*Your task:* Your answer should be one number: how many lines of the records hold the string "letter".

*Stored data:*

■ ■ ■

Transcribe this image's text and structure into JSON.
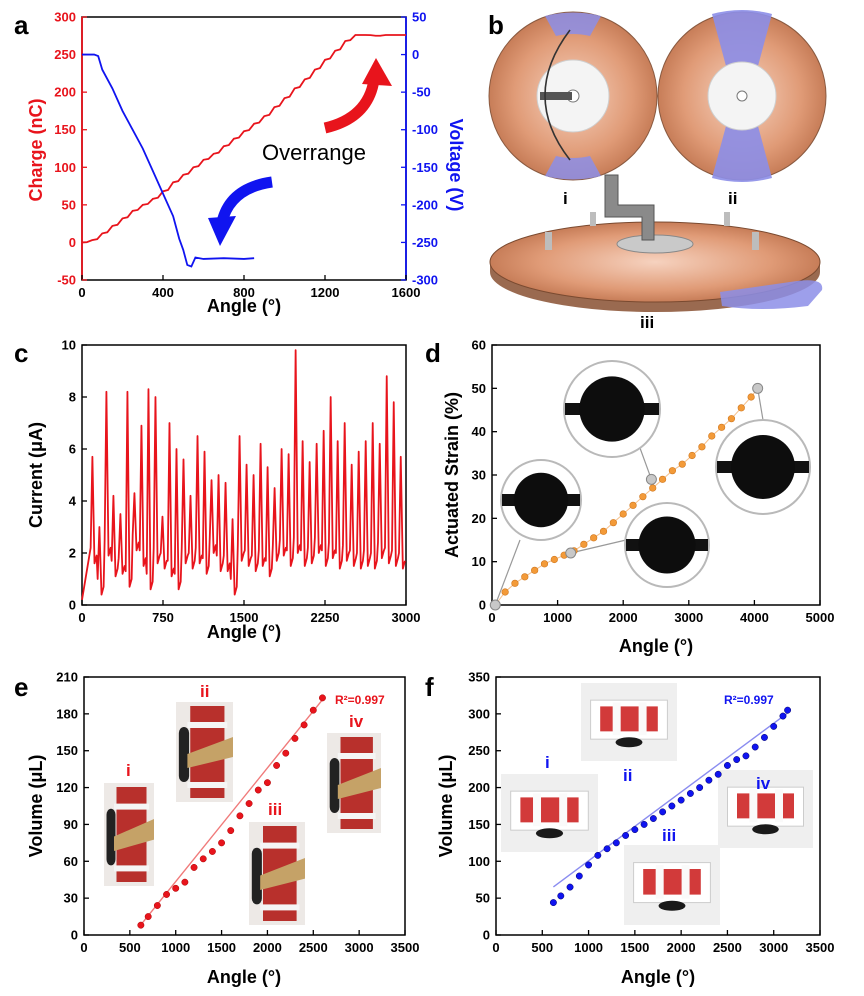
{
  "panels": {
    "a": {
      "letter": "a",
      "annotation": "Overrange"
    },
    "b": {
      "letter": "b",
      "labels": [
        "i",
        "ii",
        "iii"
      ]
    },
    "c": {
      "letter": "c"
    },
    "d": {
      "letter": "d"
    },
    "e": {
      "letter": "e",
      "r2": "R²=0.997",
      "labels": [
        "i",
        "ii",
        "iii",
        "iv"
      ]
    },
    "f": {
      "letter": "f",
      "r2": "R²=0.997",
      "labels": [
        "i",
        "ii",
        "iii",
        "iv"
      ]
    }
  },
  "colors": {
    "red": "#e8141c",
    "blue": "#1014f0",
    "orange": "#f39a38",
    "copper": "#d8906c",
    "lavender": "#8c8ee8"
  },
  "chart_data": [
    {
      "id": "a",
      "type": "line",
      "xlabel": "Angle (°)",
      "ylabel": "Charge (nC)",
      "y2label": "Voltage (V)",
      "xlim": [
        0,
        1600
      ],
      "ylim": [
        -50,
        300
      ],
      "y2lim": [
        -300,
        50
      ],
      "xticks": [
        0,
        400,
        800,
        1200,
        1600
      ],
      "yticks": [
        -50,
        0,
        50,
        100,
        150,
        200,
        250,
        300
      ],
      "y2ticks": [
        -300,
        -250,
        -200,
        -150,
        -100,
        -50,
        0,
        50
      ],
      "series": [
        {
          "axis": "left",
          "color": "#e8141c",
          "x": [
            0,
            50,
            100,
            150,
            200,
            250,
            300,
            350,
            400,
            450,
            500,
            550,
            600,
            650,
            700,
            750,
            800,
            850,
            900,
            950,
            1000,
            1050,
            1100,
            1150,
            1200,
            1250,
            1300,
            1350,
            1400,
            1450,
            1500,
            1550,
            1600
          ],
          "y": [
            0,
            3,
            12,
            22,
            32,
            42,
            50,
            58,
            68,
            80,
            90,
            100,
            110,
            118,
            128,
            138,
            148,
            158,
            168,
            180,
            192,
            205,
            217,
            230,
            243,
            255,
            268,
            276,
            276,
            275,
            276,
            276,
            276
          ]
        },
        {
          "axis": "right",
          "color": "#1014f0",
          "x": [
            0,
            60,
            80,
            100,
            150,
            200,
            250,
            300,
            350,
            400,
            450,
            480,
            500,
            520,
            540,
            560,
            600,
            700,
            800,
            850
          ],
          "y": [
            0,
            0,
            -2,
            -20,
            -45,
            -75,
            -100,
            -125,
            -155,
            -185,
            -215,
            -245,
            -260,
            -280,
            -282,
            -270,
            -272,
            -271,
            -272,
            -271
          ]
        }
      ]
    },
    {
      "id": "c",
      "type": "line",
      "xlabel": "Angle (°)",
      "ylabel": "Current (μA)",
      "xlim": [
        0,
        3000
      ],
      "ylim": [
        0,
        10
      ],
      "xticks": [
        0,
        750,
        1500,
        2250,
        3000
      ],
      "yticks": [
        0,
        2,
        4,
        6,
        8,
        10
      ],
      "series": [
        {
          "color": "#e8141c",
          "peaks": [
            5.7,
            3.0,
            8.2,
            4.2,
            3.5,
            8.2,
            4.3,
            6.9,
            8.3,
            8.0,
            3.4,
            7.0,
            6.0,
            5.6,
            4.2,
            6.5,
            5.9,
            4.8,
            5.0,
            4.7,
            3.3,
            6.5,
            5.4,
            5.0,
            6.2,
            5.3,
            4.5,
            6.0,
            5.8,
            9.8,
            6.3,
            5.5,
            6.2,
            6.7,
            8.0,
            6.3,
            7.0,
            5.4,
            5.9,
            6.3,
            7.0,
            6.2,
            8.8,
            7.8,
            5.7
          ],
          "troughs": [
            1.6,
            0.4,
            1.9,
            1.1,
            1.2,
            0.7,
            2.1,
            1.5,
            0.6,
            1.6,
            1.4,
            1.1,
            0.6,
            1.6,
            1.4,
            1.6,
            1.2,
            2.0,
            1.3,
            1.3,
            0.4,
            1.7,
            1.5,
            1.3,
            1.5,
            1.1,
            1.7,
            1.9,
            1.5,
            2.0,
            1.5,
            1.6,
            2.0,
            1.5,
            1.8,
            1.4,
            1.7,
            1.5,
            1.4,
            1.5,
            1.4,
            1.8,
            1.6,
            1.5,
            1.4
          ]
        }
      ]
    },
    {
      "id": "d",
      "type": "scatter",
      "xlabel": "Angle (°)",
      "ylabel": "Actuated Strain (%)",
      "xlim": [
        0,
        5000
      ],
      "ylim": [
        0,
        60
      ],
      "xticks": [
        0,
        1000,
        2000,
        3000,
        4000,
        5000
      ],
      "yticks": [
        0,
        10,
        20,
        30,
        40,
        50,
        60
      ],
      "series": [
        {
          "color": "#f39a38",
          "x": [
            50,
            200,
            350,
            500,
            650,
            800,
            950,
            1100,
            1250,
            1400,
            1550,
            1700,
            1850,
            2000,
            2150,
            2300,
            2450,
            2600,
            2750,
            2900,
            3050,
            3200,
            3350,
            3500,
            3650,
            3800,
            3950,
            4050
          ],
          "y": [
            0,
            3,
            5,
            6.5,
            8,
            9.5,
            10.5,
            11.5,
            12.5,
            14,
            15.5,
            17,
            19,
            21,
            23,
            25,
            27,
            29,
            31,
            32.5,
            34.5,
            36.5,
            39,
            41,
            43,
            45.5,
            48,
            50
          ]
        }
      ],
      "highlighted": [
        {
          "x": 50,
          "y": 0
        },
        {
          "x": 1200,
          "y": 12
        },
        {
          "x": 2430,
          "y": 29
        },
        {
          "x": 4050,
          "y": 50
        }
      ]
    },
    {
      "id": "e",
      "type": "scatter",
      "xlabel": "Angle (°)",
      "ylabel": "Volume (μL)",
      "xlim": [
        0,
        3500
      ],
      "ylim": [
        0,
        210
      ],
      "xticks": [
        0,
        500,
        1000,
        1500,
        2000,
        2500,
        3000,
        3500
      ],
      "yticks": [
        0,
        30,
        60,
        90,
        120,
        150,
        180,
        210
      ],
      "fit": {
        "slope": 0.0925,
        "intercept": -49
      },
      "series": [
        {
          "color": "#e8141c",
          "x": [
            620,
            700,
            800,
            900,
            1000,
            1100,
            1200,
            1300,
            1400,
            1500,
            1600,
            1700,
            1800,
            1900,
            2000,
            2100,
            2200,
            2300,
            2400,
            2500,
            2600
          ],
          "y": [
            8,
            15,
            24,
            33,
            38,
            43,
            55,
            62,
            68,
            75,
            85,
            97,
            107,
            118,
            124,
            138,
            148,
            160,
            171,
            183,
            193
          ]
        }
      ]
    },
    {
      "id": "f",
      "type": "scatter",
      "xlabel": "Angle (°)",
      "ylabel": "Volume (μL)",
      "xlim": [
        0,
        3500
      ],
      "ylim": [
        0,
        350
      ],
      "xticks": [
        0,
        500,
        1000,
        1500,
        2000,
        2500,
        3000,
        3500
      ],
      "yticks": [
        0,
        50,
        100,
        150,
        200,
        250,
        300,
        350
      ],
      "fit": {
        "slope": 0.0972,
        "intercept": -5
      },
      "series": [
        {
          "color": "#1014f0",
          "x": [
            620,
            700,
            800,
            900,
            1000,
            1100,
            1200,
            1300,
            1400,
            1500,
            1600,
            1700,
            1800,
            1900,
            2000,
            2100,
            2200,
            2300,
            2400,
            2500,
            2600,
            2700,
            2800,
            2900,
            3000,
            3100,
            3150
          ],
          "y": [
            44,
            53,
            65,
            80,
            95,
            108,
            117,
            125,
            135,
            143,
            150,
            158,
            167,
            175,
            183,
            192,
            200,
            210,
            218,
            230,
            238,
            243,
            255,
            268,
            283,
            297,
            305
          ]
        }
      ]
    }
  ]
}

■ ■ ■

*Written response:* 6